Written instruction: The data below is to be returned in full and exactly.
....
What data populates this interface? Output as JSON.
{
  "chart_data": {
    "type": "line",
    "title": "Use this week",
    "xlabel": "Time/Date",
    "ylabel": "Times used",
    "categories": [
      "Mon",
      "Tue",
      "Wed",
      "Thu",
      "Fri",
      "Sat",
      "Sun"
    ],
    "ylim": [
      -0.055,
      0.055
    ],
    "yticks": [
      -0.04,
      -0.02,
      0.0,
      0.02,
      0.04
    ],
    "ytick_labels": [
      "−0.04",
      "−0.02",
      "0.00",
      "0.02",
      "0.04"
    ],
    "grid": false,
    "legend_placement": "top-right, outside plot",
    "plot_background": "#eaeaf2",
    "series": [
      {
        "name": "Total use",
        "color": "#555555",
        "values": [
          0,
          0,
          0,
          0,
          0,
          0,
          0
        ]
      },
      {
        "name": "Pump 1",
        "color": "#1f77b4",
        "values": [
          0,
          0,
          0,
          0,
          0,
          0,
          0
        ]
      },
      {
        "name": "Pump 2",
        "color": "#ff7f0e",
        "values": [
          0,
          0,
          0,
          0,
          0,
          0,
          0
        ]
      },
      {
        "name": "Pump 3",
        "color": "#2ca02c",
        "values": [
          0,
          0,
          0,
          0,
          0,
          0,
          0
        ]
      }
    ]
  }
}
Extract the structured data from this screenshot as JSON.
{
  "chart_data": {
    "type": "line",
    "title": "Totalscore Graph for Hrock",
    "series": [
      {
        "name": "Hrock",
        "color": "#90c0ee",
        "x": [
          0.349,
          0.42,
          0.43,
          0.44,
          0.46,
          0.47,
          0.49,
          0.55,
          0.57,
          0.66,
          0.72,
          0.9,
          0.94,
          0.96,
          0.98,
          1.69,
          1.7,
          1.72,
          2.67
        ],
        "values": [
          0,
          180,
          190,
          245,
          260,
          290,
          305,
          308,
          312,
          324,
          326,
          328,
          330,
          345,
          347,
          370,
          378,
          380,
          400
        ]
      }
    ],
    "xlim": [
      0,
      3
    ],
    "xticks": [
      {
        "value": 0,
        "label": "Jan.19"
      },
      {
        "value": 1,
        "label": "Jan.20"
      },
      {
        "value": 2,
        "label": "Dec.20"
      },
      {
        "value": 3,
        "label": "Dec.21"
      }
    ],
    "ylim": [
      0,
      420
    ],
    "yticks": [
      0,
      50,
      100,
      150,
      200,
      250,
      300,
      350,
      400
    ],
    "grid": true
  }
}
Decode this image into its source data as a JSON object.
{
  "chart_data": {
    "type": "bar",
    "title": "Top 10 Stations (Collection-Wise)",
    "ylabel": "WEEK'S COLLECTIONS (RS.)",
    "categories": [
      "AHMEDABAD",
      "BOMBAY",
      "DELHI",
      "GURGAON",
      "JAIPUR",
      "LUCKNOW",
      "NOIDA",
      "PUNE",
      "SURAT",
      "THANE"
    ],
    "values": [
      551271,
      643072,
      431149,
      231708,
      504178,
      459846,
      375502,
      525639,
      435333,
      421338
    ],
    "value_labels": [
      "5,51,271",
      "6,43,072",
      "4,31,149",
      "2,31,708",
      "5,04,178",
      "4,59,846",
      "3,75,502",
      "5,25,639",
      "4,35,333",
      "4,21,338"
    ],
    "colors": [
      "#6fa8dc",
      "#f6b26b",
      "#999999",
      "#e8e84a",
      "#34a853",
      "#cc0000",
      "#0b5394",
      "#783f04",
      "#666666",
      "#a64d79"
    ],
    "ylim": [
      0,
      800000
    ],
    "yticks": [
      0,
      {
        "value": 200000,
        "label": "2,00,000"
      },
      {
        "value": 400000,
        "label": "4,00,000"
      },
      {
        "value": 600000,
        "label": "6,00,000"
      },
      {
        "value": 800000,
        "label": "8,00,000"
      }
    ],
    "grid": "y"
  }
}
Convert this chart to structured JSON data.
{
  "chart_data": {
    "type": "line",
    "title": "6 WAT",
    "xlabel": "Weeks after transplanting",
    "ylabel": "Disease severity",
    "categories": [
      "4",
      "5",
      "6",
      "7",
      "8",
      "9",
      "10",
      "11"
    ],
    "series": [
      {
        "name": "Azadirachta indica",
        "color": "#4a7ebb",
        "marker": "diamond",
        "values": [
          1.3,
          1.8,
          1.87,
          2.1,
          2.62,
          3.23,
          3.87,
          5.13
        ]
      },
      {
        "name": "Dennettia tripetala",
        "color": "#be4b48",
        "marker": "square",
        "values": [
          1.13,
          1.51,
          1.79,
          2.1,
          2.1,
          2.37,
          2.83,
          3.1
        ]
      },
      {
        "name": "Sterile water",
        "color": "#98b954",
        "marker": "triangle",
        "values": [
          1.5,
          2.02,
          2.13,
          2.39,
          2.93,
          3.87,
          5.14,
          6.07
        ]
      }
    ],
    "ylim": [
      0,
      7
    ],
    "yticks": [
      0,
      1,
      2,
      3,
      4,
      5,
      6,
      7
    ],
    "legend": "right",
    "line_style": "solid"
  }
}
....
Final result:
What data populates this interface? Output as JSON.
{
  "chart_data": {
    "type": "line",
    "title": "Use this week",
    "xlabel": "Time/Date",
    "ylabel": "Times used",
    "categories": [
      "Mon",
      "Tue",
      "Wed",
      "Thu",
      "Fri",
      "Sat",
      "Sun"
    ],
    "ylim": [
      -0.055,
      0.055
    ],
    "yticks": [
      -0.04,
      -0.02,
      0.0,
      0.02,
      0.04
    ],
    "ytick_labels": [
      "−0.04",
      "−0.02",
      "0.00",
      "0.02",
      "0.04"
    ],
    "grid": false,
    "legend_placement": "top-right, outside plot",
    "plot_background": "#eaeaf2",
    "series": [
      {
        "name": "Total use",
        "color": "#555555",
        "values": [
          0,
          0,
          0,
          0,
          0,
          0,
          0
        ]
      },
      {
        "name": "Pump 1",
        "color": "#1f77b4",
        "values": [
          0,
          0,
          0,
          0,
          0,
          0,
          0
        ]
      },
      {
        "name": "Pump 2",
        "color": "#ff7f0e",
        "values": [
          0,
          0,
          0,
          0,
          0,
          0,
          0
        ]
      },
      {
        "name": "Pump 3",
        "color": "#2ca02c",
        "values": [
          0,
          0,
          0,
          0,
          0,
          0,
          0
        ]
      }
    ]
  }
}
Extract the structured data from this screenshot as JSON.
{
  "chart_data": {
    "type": "line",
    "title": "Totalscore Graph for Hrock",
    "series": [
      {
        "name": "Hrock",
        "color": "#90c0ee",
        "x": [
          0.349,
          0.42,
          0.43,
          0.44,
          0.46,
          0.47,
          0.49,
          0.55,
          0.57,
          0.66,
          0.72,
          0.9,
          0.94,
          0.96,
          0.98,
          1.69,
          1.7,
          1.72,
          2.67
        ],
        "values": [
          0,
          180,
          190,
          245,
          260,
          290,
          305,
          308,
          312,
          324,
          326,
          328,
          330,
          345,
          347,
          370,
          378,
          380,
          400
        ]
      }
    ],
    "xlim": [
      0,
      3
    ],
    "xticks": [
      {
        "value": 0,
        "label": "Jan.19"
      },
      {
        "value": 1,
        "label": "Jan.20"
      },
      {
        "value": 2,
        "label": "Dec.20"
      },
      {
        "value": 3,
        "label": "Dec.21"
      }
    ],
    "ylim": [
      0,
      420
    ],
    "yticks": [
      0,
      50,
      100,
      150,
      200,
      250,
      300,
      350,
      400
    ],
    "grid": true
  }
}
Decode this image into its source data as a JSON object.
{
  "chart_data": {
    "type": "bar",
    "title": "Top 10 Stations (Collection-Wise)",
    "ylabel": "WEEK'S COLLECTIONS (RS.)",
    "categories": [
      "AHMEDABAD",
      "BOMBAY",
      "DELHI",
      "GURGAON",
      "JAIPUR",
      "LUCKNOW",
      "NOIDA",
      "PUNE",
      "SURAT",
      "THANE"
    ],
    "values": [
      551271,
      643072,
      431149,
      231708,
      504178,
      459846,
      375502,
      525639,
      435333,
      421338
    ],
    "value_labels": [
      "5,51,271",
      "6,43,072",
      "4,31,149",
      "2,31,708",
      "5,04,178",
      "4,59,846",
      "3,75,502",
      "5,25,639",
      "4,35,333",
      "4,21,338"
    ],
    "colors": [
      "#6fa8dc",
      "#f6b26b",
      "#999999",
      "#e8e84a",
      "#34a853",
      "#cc0000",
      "#0b5394",
      "#783f04",
      "#666666",
      "#a64d79"
    ],
    "ylim": [
      0,
      800000
    ],
    "yticks": [
      0,
      {
        "value": 200000,
        "label": "2,00,000"
      },
      {
        "value": 400000,
        "label": "4,00,000"
      },
      {
        "value": 600000,
        "label": "6,00,000"
      },
      {
        "value": 800000,
        "label": "8,00,000"
      }
    ],
    "grid": "y"
  }
}
Convert this chart to structured JSON data.
{
  "chart_data": {
    "type": "line",
    "title": "6 WAT",
    "xlabel": "Weeks after transplanting",
    "ylabel": "Disease severity",
    "categories": [
      "4",
      "5",
      "6",
      "7",
      "8",
      "9",
      "10",
      "11"
    ],
    "series": [
      {
        "name": "Azadirachta indica",
        "color": "#4a7ebb",
        "marker": "diamond",
        "values": [
          1.3,
          1.8,
          1.87,
          2.1,
          2.62,
          3.23,
          3.87,
          5.13
        ]
      },
      {
        "name": "Dennettia tripetala",
        "color": "#be4b48",
        "marker": "square",
        "values": [
          1.13,
          1.51,
          1.79,
          2.1,
          2.1,
          2.37,
          2.83,
          3.1
        ]
      },
      {
        "name": "Sterile water",
        "color": "#98b954",
        "marker": "triangle",
        "values": [
          1.5,
          2.02,
          2.13,
          2.39,
          2.93,
          3.87,
          5.14,
          6.07
        ]
      }
    ],
    "ylim": [
      0,
      7
    ],
    "yticks": [
      0,
      1,
      2,
      3,
      4,
      5,
      6,
      7
    ],
    "legend": "right",
    "line_style": "solid"
  }
}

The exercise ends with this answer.